| GOAL |
Reproduce each line that includes the word "name".

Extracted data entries
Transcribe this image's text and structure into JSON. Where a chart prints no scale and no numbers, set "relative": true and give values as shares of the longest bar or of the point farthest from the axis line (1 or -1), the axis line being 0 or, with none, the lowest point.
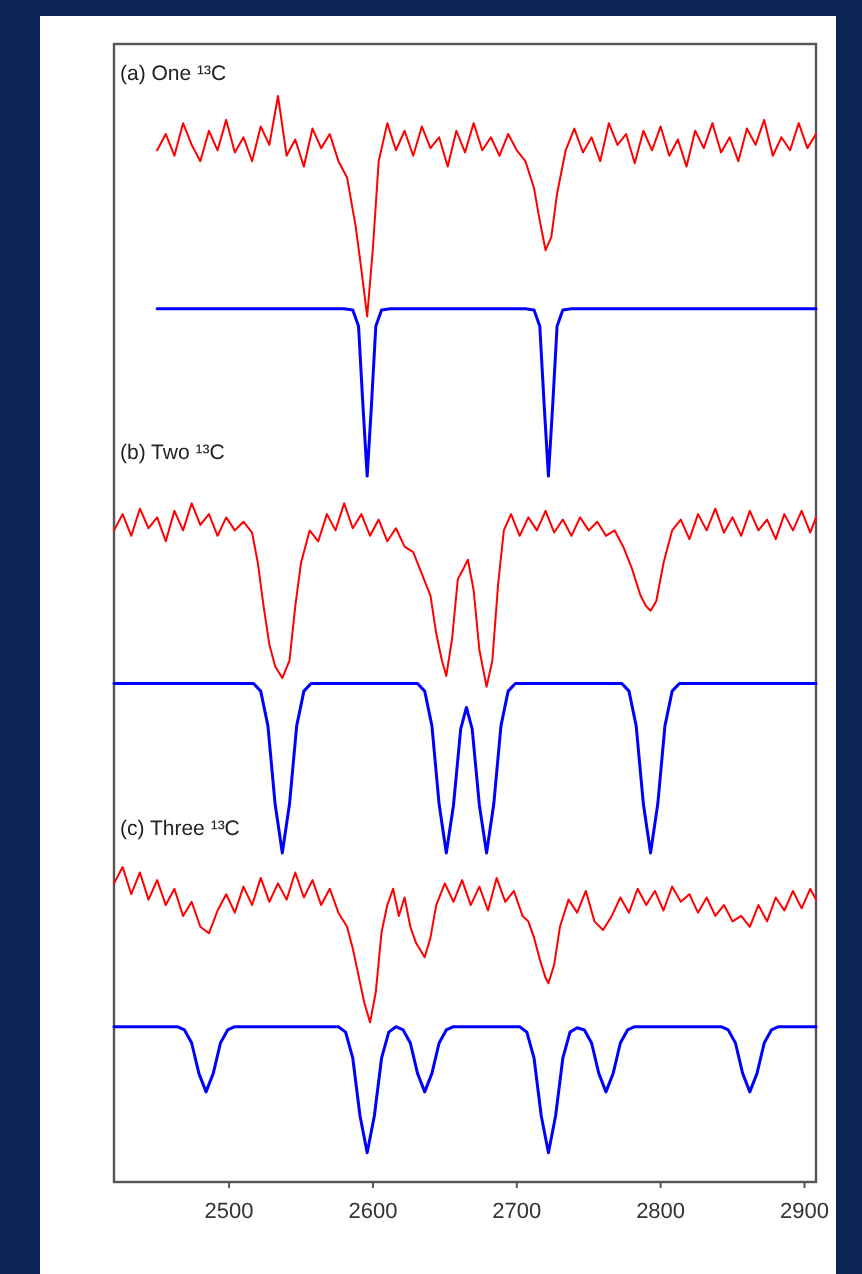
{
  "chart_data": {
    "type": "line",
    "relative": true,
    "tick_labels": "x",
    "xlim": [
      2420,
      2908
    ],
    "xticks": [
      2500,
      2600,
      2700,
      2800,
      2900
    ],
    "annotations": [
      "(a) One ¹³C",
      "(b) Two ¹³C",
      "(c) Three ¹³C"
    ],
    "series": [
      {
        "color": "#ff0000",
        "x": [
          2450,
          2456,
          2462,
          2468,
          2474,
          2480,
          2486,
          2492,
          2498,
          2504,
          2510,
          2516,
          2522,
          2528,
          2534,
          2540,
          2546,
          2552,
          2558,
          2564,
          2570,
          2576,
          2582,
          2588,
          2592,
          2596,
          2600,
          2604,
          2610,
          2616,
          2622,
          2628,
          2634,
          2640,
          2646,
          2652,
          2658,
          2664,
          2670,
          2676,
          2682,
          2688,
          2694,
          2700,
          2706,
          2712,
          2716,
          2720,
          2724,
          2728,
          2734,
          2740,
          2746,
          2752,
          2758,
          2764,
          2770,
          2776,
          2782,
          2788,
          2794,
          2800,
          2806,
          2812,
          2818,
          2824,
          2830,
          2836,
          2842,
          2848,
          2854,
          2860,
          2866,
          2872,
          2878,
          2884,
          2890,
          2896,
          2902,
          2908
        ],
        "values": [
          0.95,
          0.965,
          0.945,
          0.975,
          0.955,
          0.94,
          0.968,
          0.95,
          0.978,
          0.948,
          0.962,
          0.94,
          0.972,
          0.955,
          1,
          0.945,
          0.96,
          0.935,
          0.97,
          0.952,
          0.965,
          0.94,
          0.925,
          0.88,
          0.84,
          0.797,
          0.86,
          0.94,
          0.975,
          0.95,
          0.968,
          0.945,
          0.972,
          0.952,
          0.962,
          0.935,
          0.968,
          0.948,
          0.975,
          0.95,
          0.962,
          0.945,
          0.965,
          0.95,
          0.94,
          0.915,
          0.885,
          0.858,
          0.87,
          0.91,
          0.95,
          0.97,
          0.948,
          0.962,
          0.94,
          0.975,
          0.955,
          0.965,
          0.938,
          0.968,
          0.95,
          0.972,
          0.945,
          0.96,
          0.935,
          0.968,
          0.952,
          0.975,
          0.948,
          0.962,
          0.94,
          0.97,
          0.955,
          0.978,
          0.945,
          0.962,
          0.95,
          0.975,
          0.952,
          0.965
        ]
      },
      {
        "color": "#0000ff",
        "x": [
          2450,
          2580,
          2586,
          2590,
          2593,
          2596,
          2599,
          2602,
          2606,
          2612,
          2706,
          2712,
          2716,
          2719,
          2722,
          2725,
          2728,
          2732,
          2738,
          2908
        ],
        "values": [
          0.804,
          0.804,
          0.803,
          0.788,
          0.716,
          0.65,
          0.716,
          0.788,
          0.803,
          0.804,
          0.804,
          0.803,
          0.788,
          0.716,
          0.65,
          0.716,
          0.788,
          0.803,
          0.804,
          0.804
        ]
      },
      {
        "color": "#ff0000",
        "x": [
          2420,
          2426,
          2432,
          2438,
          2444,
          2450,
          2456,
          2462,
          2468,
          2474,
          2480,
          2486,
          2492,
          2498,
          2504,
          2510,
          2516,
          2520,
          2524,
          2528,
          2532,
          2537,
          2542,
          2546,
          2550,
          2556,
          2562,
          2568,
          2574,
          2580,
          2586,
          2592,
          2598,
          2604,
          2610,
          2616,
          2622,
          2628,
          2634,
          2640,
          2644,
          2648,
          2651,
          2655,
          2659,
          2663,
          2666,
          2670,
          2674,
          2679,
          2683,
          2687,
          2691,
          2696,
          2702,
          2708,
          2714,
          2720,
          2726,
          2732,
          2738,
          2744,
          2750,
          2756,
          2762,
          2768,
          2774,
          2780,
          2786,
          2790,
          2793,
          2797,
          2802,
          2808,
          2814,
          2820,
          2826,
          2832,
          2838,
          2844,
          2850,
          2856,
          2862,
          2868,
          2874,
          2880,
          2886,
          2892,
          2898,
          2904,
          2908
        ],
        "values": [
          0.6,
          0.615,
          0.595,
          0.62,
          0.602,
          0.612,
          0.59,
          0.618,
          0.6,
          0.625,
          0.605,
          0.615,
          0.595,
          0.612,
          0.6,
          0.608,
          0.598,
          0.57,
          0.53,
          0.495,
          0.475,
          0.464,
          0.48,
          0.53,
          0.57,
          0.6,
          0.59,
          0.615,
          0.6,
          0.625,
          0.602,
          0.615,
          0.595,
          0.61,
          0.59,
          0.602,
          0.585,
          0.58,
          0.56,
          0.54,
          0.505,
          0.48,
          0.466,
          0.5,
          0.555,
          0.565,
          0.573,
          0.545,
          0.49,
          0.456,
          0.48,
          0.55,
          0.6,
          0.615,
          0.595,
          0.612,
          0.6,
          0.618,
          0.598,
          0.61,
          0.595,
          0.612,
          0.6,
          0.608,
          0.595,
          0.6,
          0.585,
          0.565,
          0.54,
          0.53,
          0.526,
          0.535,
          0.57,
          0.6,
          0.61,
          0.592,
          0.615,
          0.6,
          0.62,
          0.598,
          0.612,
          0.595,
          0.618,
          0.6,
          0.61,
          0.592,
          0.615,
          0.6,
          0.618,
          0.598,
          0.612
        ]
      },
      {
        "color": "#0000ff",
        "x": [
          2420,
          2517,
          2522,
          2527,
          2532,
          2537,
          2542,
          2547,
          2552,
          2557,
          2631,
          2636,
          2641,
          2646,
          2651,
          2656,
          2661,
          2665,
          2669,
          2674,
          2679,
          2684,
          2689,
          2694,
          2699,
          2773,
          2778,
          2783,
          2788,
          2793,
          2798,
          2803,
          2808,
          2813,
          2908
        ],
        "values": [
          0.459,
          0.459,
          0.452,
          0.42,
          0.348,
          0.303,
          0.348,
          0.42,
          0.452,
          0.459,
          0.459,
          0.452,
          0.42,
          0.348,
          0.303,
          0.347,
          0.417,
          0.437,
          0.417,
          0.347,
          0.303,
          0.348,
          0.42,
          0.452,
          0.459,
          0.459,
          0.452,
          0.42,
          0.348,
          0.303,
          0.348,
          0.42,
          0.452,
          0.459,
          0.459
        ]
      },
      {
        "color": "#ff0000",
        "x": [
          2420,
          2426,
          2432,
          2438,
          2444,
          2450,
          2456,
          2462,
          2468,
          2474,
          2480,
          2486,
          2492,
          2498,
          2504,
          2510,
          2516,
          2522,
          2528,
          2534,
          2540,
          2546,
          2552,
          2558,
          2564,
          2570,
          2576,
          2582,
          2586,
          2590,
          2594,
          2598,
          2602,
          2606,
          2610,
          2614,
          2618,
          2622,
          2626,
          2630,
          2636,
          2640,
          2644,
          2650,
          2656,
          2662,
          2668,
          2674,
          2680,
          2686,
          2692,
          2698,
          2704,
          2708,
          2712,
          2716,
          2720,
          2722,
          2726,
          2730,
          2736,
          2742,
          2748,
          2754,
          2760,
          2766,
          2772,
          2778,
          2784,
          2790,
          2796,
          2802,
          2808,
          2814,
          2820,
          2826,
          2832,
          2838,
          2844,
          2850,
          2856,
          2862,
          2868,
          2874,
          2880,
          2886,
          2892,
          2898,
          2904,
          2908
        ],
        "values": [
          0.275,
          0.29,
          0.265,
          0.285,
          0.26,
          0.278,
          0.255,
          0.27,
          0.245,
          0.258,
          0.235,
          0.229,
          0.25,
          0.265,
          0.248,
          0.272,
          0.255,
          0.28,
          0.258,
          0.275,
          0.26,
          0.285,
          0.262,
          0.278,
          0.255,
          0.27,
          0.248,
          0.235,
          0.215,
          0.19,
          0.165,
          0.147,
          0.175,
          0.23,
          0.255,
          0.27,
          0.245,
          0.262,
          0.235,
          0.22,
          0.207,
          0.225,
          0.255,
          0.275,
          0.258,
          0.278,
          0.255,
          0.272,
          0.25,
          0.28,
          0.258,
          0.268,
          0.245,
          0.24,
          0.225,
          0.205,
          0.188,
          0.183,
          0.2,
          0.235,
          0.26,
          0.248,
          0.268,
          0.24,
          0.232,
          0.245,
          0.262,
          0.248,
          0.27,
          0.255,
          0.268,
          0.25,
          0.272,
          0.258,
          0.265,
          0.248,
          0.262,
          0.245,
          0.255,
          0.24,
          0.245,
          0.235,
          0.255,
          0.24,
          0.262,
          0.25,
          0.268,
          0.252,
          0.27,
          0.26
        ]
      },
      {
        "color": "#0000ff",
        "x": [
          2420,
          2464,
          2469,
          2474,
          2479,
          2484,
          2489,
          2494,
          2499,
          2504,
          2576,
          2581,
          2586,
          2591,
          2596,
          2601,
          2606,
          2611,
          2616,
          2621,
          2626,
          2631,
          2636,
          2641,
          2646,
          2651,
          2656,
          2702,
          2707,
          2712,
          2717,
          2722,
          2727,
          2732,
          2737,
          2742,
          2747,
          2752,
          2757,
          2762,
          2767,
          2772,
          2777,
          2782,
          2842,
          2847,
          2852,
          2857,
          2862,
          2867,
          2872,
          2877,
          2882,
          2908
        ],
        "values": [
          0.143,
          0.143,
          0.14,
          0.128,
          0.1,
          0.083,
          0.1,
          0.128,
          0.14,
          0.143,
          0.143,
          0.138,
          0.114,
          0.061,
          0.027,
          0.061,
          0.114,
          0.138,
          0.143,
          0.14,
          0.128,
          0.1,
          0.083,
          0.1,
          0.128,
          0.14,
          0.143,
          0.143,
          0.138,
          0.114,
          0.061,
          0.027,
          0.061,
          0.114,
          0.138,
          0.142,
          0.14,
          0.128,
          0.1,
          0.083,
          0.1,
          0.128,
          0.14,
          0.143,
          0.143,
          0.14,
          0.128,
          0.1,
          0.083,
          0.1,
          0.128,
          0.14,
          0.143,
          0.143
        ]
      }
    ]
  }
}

...

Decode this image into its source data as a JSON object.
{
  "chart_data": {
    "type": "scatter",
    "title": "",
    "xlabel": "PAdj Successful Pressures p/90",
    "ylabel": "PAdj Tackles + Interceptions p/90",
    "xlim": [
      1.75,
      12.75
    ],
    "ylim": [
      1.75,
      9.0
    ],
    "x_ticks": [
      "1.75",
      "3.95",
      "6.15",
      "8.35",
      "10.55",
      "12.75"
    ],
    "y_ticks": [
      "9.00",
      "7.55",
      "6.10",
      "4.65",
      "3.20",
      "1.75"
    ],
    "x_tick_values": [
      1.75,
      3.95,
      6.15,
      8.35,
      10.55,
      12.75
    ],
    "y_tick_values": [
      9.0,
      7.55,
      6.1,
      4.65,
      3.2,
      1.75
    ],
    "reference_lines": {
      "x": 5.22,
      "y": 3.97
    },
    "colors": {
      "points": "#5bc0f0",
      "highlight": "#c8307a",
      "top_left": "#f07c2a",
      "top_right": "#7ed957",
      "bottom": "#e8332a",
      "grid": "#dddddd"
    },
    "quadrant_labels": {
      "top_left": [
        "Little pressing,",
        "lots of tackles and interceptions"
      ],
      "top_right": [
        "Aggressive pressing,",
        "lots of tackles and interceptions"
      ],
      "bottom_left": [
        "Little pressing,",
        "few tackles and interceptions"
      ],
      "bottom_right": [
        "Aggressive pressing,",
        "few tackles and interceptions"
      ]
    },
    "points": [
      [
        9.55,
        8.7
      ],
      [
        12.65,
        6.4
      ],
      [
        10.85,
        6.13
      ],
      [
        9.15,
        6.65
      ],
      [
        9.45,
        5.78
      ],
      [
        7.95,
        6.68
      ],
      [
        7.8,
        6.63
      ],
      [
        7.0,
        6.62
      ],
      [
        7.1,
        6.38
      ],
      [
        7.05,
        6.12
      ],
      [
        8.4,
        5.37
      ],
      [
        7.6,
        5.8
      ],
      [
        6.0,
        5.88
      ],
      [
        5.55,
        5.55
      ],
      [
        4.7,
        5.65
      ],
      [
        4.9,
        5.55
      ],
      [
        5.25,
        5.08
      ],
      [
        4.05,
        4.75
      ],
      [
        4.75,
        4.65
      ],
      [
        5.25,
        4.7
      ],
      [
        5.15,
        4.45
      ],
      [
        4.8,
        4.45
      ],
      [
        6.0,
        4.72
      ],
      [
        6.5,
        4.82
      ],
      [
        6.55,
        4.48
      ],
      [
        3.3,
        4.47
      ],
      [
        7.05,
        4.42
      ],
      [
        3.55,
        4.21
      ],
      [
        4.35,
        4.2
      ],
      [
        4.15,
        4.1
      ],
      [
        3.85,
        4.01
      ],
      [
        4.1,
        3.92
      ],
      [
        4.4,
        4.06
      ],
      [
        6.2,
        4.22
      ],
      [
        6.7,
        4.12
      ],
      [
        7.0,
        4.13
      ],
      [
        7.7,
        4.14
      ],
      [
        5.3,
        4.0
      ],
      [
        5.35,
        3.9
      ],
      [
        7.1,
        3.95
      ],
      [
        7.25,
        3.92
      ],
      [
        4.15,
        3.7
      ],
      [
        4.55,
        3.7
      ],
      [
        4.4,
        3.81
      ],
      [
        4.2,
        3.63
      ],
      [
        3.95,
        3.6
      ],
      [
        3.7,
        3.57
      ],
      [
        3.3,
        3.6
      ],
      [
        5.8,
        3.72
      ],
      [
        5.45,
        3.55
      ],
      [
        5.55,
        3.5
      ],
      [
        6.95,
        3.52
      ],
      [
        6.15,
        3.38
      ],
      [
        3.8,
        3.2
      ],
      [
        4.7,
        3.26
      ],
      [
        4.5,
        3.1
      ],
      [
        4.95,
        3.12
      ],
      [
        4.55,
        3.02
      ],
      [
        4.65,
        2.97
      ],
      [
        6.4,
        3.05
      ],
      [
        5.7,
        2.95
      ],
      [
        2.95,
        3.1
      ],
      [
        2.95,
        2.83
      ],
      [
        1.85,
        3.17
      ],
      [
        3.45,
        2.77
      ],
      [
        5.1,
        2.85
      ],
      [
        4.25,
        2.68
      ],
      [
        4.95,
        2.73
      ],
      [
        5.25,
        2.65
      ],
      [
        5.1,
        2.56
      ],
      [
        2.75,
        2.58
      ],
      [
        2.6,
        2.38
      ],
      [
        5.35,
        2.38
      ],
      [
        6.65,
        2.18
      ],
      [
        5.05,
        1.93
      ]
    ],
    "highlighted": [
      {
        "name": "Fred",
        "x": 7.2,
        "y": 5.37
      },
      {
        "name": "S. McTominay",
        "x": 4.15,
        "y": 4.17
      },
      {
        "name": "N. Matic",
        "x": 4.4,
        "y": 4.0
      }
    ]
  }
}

| COMPLETE ANSWER |
        "name": "Fred",
        "name": "S. McTominay",
        "name": "N. Matic",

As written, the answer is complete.